MATERIAL SHOWN:
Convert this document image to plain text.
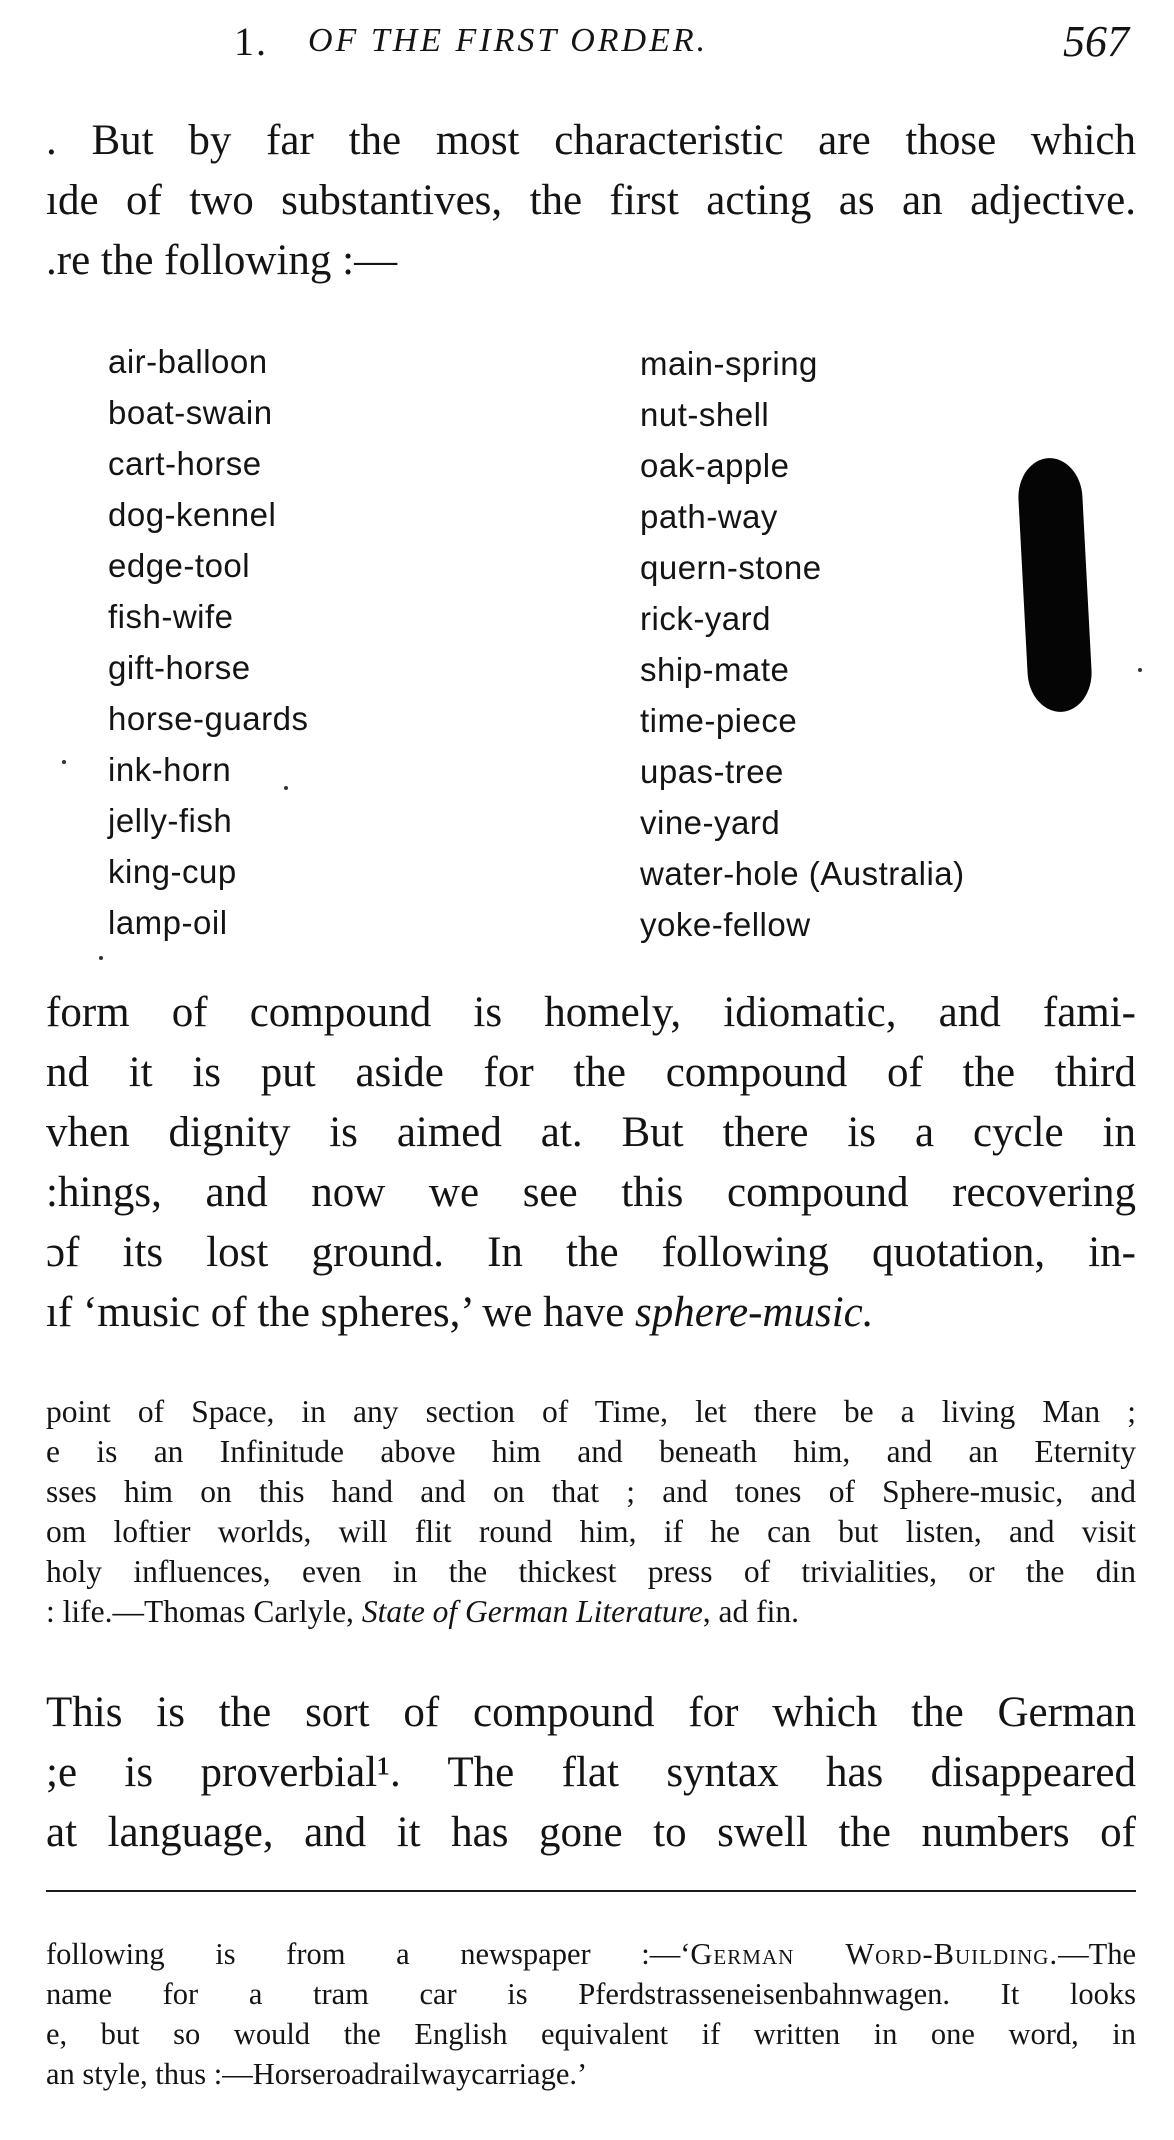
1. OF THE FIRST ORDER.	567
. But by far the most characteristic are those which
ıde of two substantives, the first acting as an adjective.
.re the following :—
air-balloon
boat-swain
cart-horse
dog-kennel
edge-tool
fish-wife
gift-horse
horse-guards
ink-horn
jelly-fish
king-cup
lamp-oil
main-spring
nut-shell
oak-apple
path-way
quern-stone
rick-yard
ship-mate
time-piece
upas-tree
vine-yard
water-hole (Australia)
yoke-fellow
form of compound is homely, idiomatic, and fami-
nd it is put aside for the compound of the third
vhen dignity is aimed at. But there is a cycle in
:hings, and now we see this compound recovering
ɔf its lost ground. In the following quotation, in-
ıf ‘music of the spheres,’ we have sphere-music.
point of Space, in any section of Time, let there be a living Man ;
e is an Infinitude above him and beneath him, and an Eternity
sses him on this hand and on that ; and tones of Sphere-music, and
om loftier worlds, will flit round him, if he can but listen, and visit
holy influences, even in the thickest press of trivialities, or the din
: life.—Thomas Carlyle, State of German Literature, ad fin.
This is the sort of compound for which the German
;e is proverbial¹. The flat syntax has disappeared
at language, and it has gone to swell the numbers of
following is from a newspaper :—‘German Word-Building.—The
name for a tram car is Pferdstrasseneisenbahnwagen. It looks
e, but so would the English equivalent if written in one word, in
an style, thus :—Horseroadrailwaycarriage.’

...

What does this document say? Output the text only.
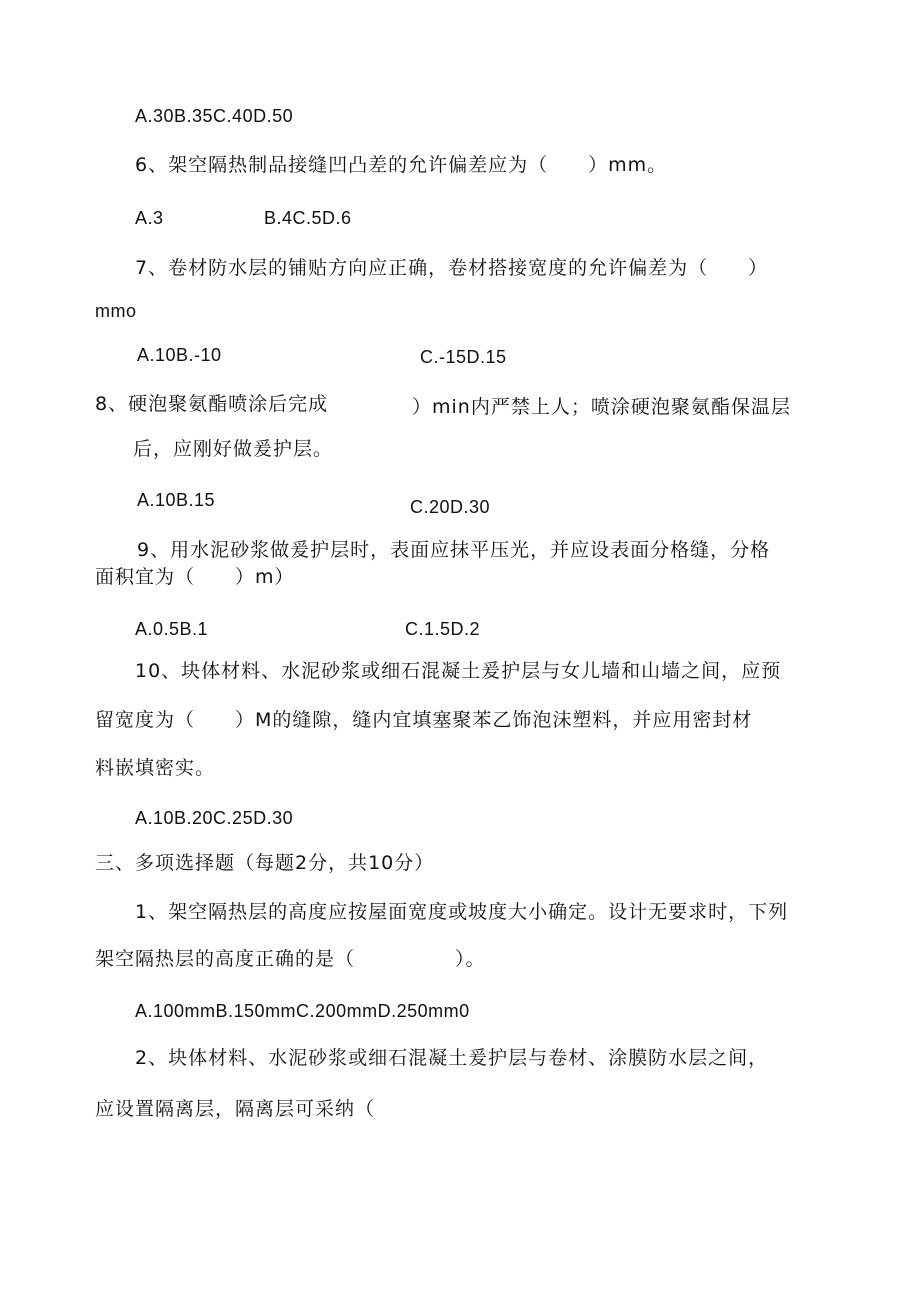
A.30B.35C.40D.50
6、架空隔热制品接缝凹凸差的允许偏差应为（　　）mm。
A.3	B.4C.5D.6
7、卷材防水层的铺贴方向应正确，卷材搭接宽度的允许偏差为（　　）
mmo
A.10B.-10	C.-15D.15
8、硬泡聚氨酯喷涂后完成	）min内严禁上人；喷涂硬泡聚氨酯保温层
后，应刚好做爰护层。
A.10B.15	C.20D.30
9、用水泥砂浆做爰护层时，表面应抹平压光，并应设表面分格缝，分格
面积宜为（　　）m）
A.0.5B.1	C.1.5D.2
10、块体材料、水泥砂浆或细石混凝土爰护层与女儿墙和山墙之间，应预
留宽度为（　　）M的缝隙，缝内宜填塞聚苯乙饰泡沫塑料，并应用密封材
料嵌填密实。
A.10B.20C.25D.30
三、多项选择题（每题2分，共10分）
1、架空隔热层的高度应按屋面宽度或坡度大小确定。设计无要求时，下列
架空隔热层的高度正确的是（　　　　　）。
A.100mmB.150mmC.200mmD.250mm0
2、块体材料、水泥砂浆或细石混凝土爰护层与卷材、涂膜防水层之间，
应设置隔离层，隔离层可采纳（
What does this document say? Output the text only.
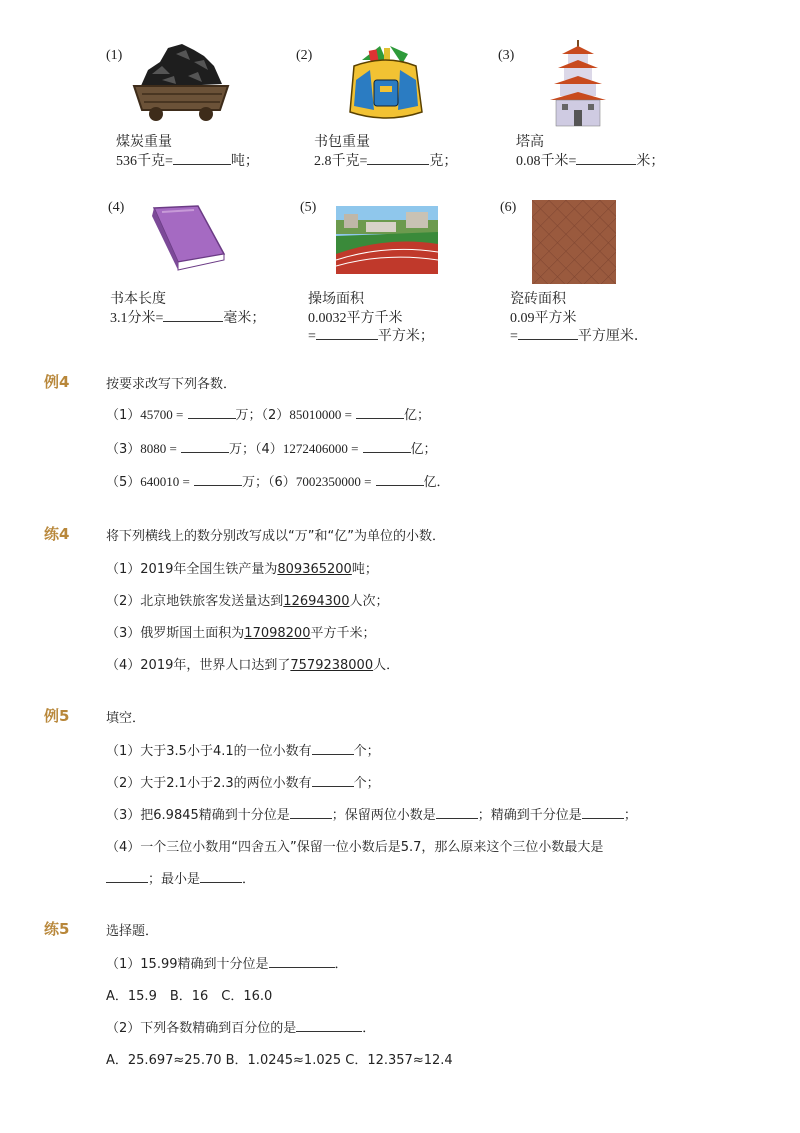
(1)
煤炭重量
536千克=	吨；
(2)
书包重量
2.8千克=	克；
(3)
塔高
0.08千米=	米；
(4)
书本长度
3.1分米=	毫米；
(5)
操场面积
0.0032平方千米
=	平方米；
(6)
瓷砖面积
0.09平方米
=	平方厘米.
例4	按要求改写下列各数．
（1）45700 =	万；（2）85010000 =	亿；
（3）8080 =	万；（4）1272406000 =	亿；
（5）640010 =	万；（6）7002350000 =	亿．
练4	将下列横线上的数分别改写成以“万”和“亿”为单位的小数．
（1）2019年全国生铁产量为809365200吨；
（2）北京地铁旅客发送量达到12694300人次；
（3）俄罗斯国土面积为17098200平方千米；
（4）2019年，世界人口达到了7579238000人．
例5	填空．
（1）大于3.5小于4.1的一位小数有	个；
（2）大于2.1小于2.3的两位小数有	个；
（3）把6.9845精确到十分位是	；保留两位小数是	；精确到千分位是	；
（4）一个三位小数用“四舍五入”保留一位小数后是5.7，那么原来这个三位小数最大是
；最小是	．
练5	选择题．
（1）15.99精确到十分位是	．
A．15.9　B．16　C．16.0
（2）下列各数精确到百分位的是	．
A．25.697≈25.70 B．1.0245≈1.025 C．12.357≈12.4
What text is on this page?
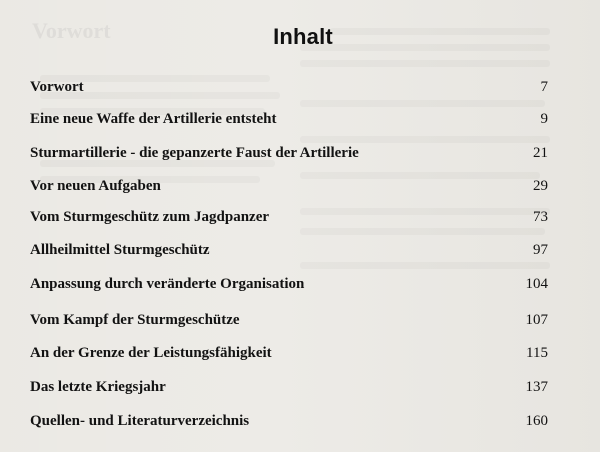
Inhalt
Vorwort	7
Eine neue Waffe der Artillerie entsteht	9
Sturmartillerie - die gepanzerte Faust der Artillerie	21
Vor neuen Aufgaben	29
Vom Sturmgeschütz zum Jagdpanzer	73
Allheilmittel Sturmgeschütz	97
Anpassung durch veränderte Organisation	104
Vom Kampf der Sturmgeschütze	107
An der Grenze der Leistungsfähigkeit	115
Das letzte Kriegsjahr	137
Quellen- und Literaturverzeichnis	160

EXERCISE AIM:
Return only the number of lines in the data that contain "compound".

PROBLEM SOLUTION:
4